● **Material provided**

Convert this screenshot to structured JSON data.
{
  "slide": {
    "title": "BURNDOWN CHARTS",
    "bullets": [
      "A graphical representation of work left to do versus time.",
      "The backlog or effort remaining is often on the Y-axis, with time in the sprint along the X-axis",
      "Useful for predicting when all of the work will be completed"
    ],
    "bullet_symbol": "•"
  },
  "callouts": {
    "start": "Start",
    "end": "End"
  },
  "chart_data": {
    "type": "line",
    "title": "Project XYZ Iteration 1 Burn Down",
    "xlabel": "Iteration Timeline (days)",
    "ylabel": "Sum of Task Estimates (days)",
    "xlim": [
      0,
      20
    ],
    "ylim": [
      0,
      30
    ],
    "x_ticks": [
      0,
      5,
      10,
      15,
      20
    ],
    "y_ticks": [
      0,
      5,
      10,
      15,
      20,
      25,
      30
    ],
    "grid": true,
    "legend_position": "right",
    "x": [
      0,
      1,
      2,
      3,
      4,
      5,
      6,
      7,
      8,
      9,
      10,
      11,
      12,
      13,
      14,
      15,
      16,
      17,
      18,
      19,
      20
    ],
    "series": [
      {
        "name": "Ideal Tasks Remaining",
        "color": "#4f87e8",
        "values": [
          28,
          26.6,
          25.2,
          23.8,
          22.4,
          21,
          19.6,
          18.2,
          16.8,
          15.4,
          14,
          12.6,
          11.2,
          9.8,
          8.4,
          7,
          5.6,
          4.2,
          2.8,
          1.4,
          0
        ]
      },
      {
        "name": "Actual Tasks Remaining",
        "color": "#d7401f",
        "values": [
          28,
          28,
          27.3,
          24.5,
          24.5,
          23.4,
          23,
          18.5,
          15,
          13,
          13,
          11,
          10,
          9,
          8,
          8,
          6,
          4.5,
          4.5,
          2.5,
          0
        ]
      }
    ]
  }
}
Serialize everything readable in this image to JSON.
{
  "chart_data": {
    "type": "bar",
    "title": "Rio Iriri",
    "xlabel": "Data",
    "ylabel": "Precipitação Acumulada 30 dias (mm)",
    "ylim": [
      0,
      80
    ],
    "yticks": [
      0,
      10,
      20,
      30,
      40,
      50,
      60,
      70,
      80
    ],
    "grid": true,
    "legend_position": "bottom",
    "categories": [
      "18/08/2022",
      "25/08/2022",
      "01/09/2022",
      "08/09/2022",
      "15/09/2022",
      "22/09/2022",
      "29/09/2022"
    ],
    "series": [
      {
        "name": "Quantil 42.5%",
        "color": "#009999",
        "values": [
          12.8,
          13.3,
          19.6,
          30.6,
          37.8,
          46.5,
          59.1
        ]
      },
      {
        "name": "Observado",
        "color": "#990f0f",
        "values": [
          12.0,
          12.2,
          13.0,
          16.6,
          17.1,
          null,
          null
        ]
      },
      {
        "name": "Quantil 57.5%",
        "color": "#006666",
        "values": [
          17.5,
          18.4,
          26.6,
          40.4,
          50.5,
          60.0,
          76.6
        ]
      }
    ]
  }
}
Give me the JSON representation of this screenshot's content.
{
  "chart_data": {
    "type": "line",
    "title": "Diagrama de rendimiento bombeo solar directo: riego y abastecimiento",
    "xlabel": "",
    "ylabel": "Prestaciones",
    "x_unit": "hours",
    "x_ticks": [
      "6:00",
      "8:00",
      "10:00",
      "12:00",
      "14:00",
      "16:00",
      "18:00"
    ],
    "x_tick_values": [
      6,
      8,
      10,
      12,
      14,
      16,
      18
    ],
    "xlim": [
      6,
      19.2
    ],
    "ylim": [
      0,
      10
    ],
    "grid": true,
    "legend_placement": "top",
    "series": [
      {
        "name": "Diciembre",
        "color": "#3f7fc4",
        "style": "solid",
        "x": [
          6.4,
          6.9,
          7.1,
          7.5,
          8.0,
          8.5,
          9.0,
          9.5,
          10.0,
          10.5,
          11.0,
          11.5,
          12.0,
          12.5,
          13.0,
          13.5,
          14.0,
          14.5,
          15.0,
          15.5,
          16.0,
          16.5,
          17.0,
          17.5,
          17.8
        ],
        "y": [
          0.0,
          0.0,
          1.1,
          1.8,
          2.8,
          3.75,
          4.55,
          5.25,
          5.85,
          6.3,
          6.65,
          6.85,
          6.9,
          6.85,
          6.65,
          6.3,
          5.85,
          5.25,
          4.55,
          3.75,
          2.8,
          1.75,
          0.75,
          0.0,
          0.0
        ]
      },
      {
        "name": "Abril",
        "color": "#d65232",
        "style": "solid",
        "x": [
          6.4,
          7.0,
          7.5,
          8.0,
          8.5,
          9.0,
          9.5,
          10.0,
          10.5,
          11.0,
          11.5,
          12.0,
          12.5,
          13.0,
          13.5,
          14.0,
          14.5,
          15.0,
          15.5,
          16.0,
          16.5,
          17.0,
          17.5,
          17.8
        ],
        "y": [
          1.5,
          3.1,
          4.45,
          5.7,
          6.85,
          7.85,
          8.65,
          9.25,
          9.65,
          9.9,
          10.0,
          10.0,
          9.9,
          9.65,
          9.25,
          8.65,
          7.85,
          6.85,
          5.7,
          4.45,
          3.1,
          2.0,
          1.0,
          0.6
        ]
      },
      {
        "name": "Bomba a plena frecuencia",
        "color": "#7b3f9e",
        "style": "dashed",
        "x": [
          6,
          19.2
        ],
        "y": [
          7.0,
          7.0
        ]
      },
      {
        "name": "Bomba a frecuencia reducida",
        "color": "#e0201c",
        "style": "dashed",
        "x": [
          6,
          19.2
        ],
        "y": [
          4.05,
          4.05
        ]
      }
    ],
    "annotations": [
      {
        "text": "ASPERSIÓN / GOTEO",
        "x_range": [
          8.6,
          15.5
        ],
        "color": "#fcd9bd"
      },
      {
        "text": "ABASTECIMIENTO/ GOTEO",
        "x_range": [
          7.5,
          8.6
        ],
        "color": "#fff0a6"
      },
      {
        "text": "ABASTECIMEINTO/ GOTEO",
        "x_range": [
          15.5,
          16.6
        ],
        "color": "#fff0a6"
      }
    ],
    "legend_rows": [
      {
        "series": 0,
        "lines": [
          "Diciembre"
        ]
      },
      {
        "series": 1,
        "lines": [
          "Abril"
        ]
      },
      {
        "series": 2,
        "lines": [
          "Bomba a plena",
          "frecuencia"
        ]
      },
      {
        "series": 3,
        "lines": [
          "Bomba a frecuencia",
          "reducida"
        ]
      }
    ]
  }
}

● **What you are asked to do**
Out of the preceding entries, pull every line containing the string "screenshot".

● **Output for this task**
Convert this screenshot to structured JSON data.
Give me the JSON representation of this screenshot's content.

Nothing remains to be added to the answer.